__What to do__. Collect all lines containing the word "object" from the data.
** Begin Records **
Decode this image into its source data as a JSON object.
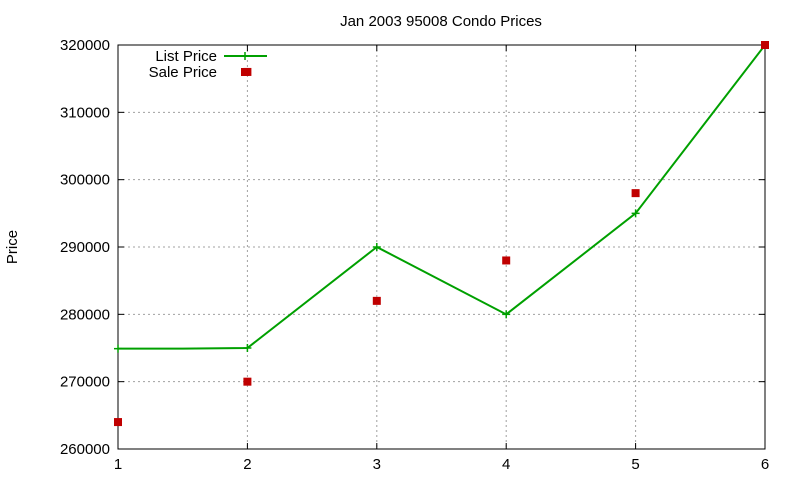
{
  "chart_data": {
    "type": "line",
    "title": "Jan 2003 95008 Condo Prices",
    "ylabel": "Price",
    "xlabel": "",
    "xlim": [
      1,
      6
    ],
    "ylim": [
      260000,
      320000
    ],
    "x_ticks": [
      1,
      2,
      3,
      4,
      5,
      6
    ],
    "y_ticks": [
      260000,
      270000,
      280000,
      290000,
      300000,
      310000,
      320000
    ],
    "grid": true,
    "legend_position": "top-left",
    "series": [
      {
        "name": "List Price",
        "style": "line-with-plus-markers",
        "color": "#00a000",
        "x": [
          1,
          1.5,
          2,
          3,
          4,
          5,
          6
        ],
        "y": [
          274900,
          274900,
          275000,
          290000,
          280000,
          295000,
          320000
        ]
      },
      {
        "name": "Sale Price",
        "style": "square-markers",
        "color": "#c00000",
        "x": [
          1,
          2,
          2,
          3,
          4,
          5,
          6
        ],
        "y": [
          264000,
          270000,
          316000,
          282000,
          288000,
          298000,
          320000
        ]
      }
    ]
  }
}
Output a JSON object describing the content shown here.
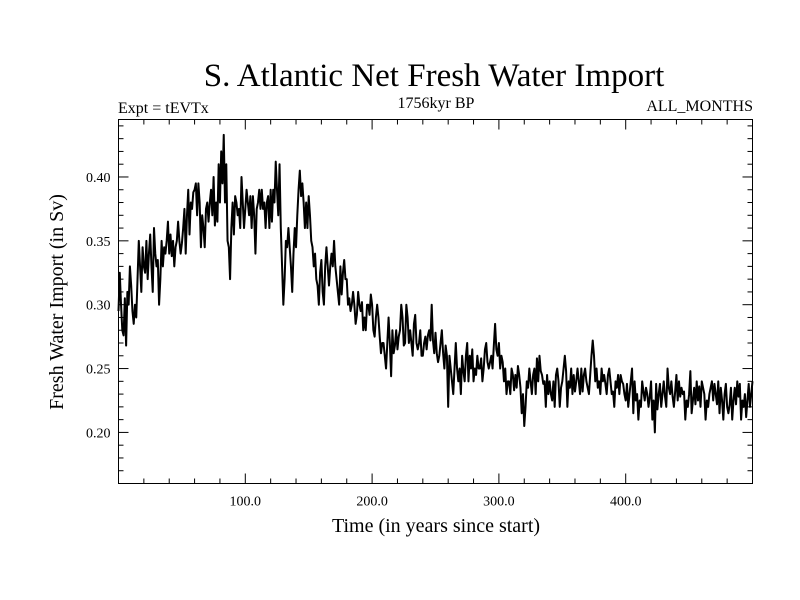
{
  "chart_data": {
    "type": "line",
    "title": "S. Atlantic Net Fresh Water Import",
    "subtitle_left": "Expt = tEVTx",
    "subtitle_center": "1756kyr BP",
    "subtitle_right": "ALL_MONTHS",
    "xlabel": "Time (in years since start)",
    "ylabel": "Fresh Water Import (in Sv)",
    "xlim": [
      0,
      500
    ],
    "ylim": [
      0.16,
      0.445
    ],
    "x_major_ticks": [
      100,
      200,
      300,
      400
    ],
    "x_tick_labels": [
      "100.0",
      "200.0",
      "300.0",
      "400.0"
    ],
    "y_major_ticks": [
      0.2,
      0.25,
      0.3,
      0.35,
      0.4
    ],
    "y_tick_labels": [
      "0.20",
      "0.25",
      "0.30",
      "0.35",
      "0.40"
    ],
    "grid": false,
    "series": [
      {
        "name": "Net Fresh Water Import",
        "x_start": 0,
        "x_step": 1,
        "values": [
          0.295,
          0.325,
          0.3,
          0.28,
          0.276,
          0.305,
          0.268,
          0.31,
          0.3,
          0.33,
          0.315,
          0.295,
          0.285,
          0.3,
          0.29,
          0.32,
          0.35,
          0.33,
          0.31,
          0.345,
          0.33,
          0.325,
          0.35,
          0.32,
          0.34,
          0.355,
          0.33,
          0.31,
          0.36,
          0.34,
          0.33,
          0.335,
          0.3,
          0.32,
          0.35,
          0.33,
          0.345,
          0.34,
          0.35,
          0.365,
          0.34,
          0.355,
          0.338,
          0.35,
          0.33,
          0.345,
          0.35,
          0.365,
          0.35,
          0.34,
          0.348,
          0.36,
          0.375,
          0.34,
          0.37,
          0.39,
          0.355,
          0.38,
          0.375,
          0.388,
          0.39,
          0.395,
          0.37,
          0.395,
          0.38,
          0.345,
          0.37,
          0.36,
          0.345,
          0.375,
          0.38,
          0.365,
          0.38,
          0.39,
          0.37,
          0.4,
          0.362,
          0.38,
          0.365,
          0.41,
          0.38,
          0.42,
          0.395,
          0.433,
          0.38,
          0.41,
          0.35,
          0.345,
          0.32,
          0.36,
          0.38,
          0.355,
          0.385,
          0.38,
          0.37,
          0.375,
          0.36,
          0.4,
          0.38,
          0.36,
          0.375,
          0.39,
          0.38,
          0.37,
          0.385,
          0.36,
          0.385,
          0.37,
          0.34,
          0.375,
          0.38,
          0.39,
          0.375,
          0.39,
          0.375,
          0.38,
          0.36,
          0.38,
          0.385,
          0.36,
          0.39,
          0.365,
          0.39,
          0.38,
          0.412,
          0.39,
          0.37,
          0.41,
          0.36,
          0.33,
          0.3,
          0.32,
          0.35,
          0.345,
          0.36,
          0.345,
          0.33,
          0.31,
          0.34,
          0.36,
          0.345,
          0.37,
          0.39,
          0.405,
          0.385,
          0.395,
          0.38,
          0.36,
          0.38,
          0.36,
          0.385,
          0.37,
          0.35,
          0.345,
          0.33,
          0.34,
          0.32,
          0.315,
          0.3,
          0.325,
          0.335,
          0.31,
          0.3,
          0.33,
          0.345,
          0.33,
          0.315,
          0.33,
          0.34,
          0.33,
          0.35,
          0.33,
          0.32,
          0.31,
          0.3,
          0.33,
          0.308,
          0.325,
          0.335,
          0.32,
          0.32,
          0.3,
          0.305,
          0.295,
          0.3,
          0.31,
          0.3,
          0.285,
          0.292,
          0.31,
          0.3,
          0.295,
          0.302,
          0.28,
          0.29,
          0.28,
          0.3,
          0.3,
          0.292,
          0.308,
          0.3,
          0.28,
          0.275,
          0.29,
          0.3,
          0.29,
          0.275,
          0.262,
          0.27,
          0.27,
          0.26,
          0.25,
          0.27,
          0.29,
          0.27,
          0.244,
          0.28,
          0.262,
          0.268,
          0.28,
          0.265,
          0.275,
          0.28,
          0.3,
          0.29,
          0.268,
          0.27,
          0.3,
          0.29,
          0.27,
          0.28,
          0.27,
          0.26,
          0.285,
          0.292,
          0.27,
          0.265,
          0.27,
          0.28,
          0.26,
          0.26,
          0.27,
          0.275,
          0.265,
          0.276,
          0.28,
          0.272,
          0.3,
          0.272,
          0.262,
          0.278,
          0.262,
          0.255,
          0.26,
          0.27,
          0.28,
          0.262,
          0.25,
          0.268,
          0.26,
          0.22,
          0.26,
          0.25,
          0.24,
          0.23,
          0.25,
          0.27,
          0.25,
          0.24,
          0.25,
          0.23,
          0.26,
          0.248,
          0.24,
          0.26,
          0.27,
          0.24,
          0.26,
          0.25,
          0.265,
          0.24,
          0.25,
          0.245,
          0.26,
          0.25,
          0.25,
          0.258,
          0.24,
          0.25,
          0.265,
          0.27,
          0.255,
          0.25,
          0.255,
          0.26,
          0.25,
          0.268,
          0.285,
          0.265,
          0.26,
          0.27,
          0.25,
          0.26,
          0.255,
          0.24,
          0.25,
          0.23,
          0.24,
          0.24,
          0.23,
          0.25,
          0.245,
          0.233,
          0.245,
          0.235,
          0.252,
          0.245,
          0.235,
          0.215,
          0.23,
          0.205,
          0.22,
          0.24,
          0.235,
          0.25,
          0.24,
          0.23,
          0.245,
          0.25,
          0.23,
          0.258,
          0.24,
          0.26,
          0.248,
          0.245,
          0.238,
          0.24,
          0.22,
          0.245,
          0.23,
          0.24,
          0.23,
          0.225,
          0.24,
          0.22,
          0.245,
          0.25,
          0.24,
          0.22,
          0.235,
          0.24,
          0.25,
          0.26,
          0.248,
          0.22,
          0.24,
          0.235,
          0.25,
          0.23,
          0.245,
          0.232,
          0.24,
          0.25,
          0.24,
          0.23,
          0.25,
          0.232,
          0.245,
          0.25,
          0.24,
          0.235,
          0.23,
          0.245,
          0.26,
          0.272,
          0.26,
          0.24,
          0.25,
          0.235,
          0.24,
          0.23,
          0.25,
          0.24,
          0.245,
          0.238,
          0.23,
          0.245,
          0.25,
          0.24,
          0.23,
          0.232,
          0.22,
          0.24,
          0.235,
          0.245,
          0.23,
          0.245,
          0.24,
          0.238,
          0.23,
          0.225,
          0.238,
          0.22,
          0.23,
          0.24,
          0.25,
          0.215,
          0.24,
          0.225,
          0.23,
          0.21,
          0.225,
          0.22,
          0.24,
          0.232,
          0.225,
          0.235,
          0.23,
          0.22,
          0.228,
          0.24,
          0.21,
          0.225,
          0.2,
          0.238,
          0.218,
          0.23,
          0.238,
          0.22,
          0.23,
          0.24,
          0.228,
          0.22,
          0.25,
          0.235,
          0.23,
          0.24,
          0.228,
          0.22,
          0.232,
          0.245,
          0.225,
          0.24,
          0.228,
          0.235,
          0.23,
          0.232,
          0.21,
          0.225,
          0.22,
          0.23,
          0.248,
          0.215,
          0.225,
          0.235,
          0.222,
          0.24,
          0.225,
          0.236,
          0.22,
          0.24,
          0.235,
          0.23,
          0.21,
          0.225,
          0.22,
          0.23,
          0.235,
          0.24,
          0.225,
          0.238,
          0.23,
          0.222,
          0.24,
          0.215,
          0.235,
          0.225,
          0.21,
          0.23,
          0.238,
          0.22,
          0.215,
          0.222,
          0.235,
          0.21,
          0.225,
          0.235,
          0.222,
          0.24,
          0.228,
          0.238,
          0.21,
          0.225,
          0.22,
          0.23,
          0.212,
          0.225,
          0.238,
          0.22,
          0.23,
          0.24
        ]
      }
    ]
  }
}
** End Records **
__Solution to this exercise__.
Decode this image into its source data as a JSON object.
Output a JSON object describing the content shown here.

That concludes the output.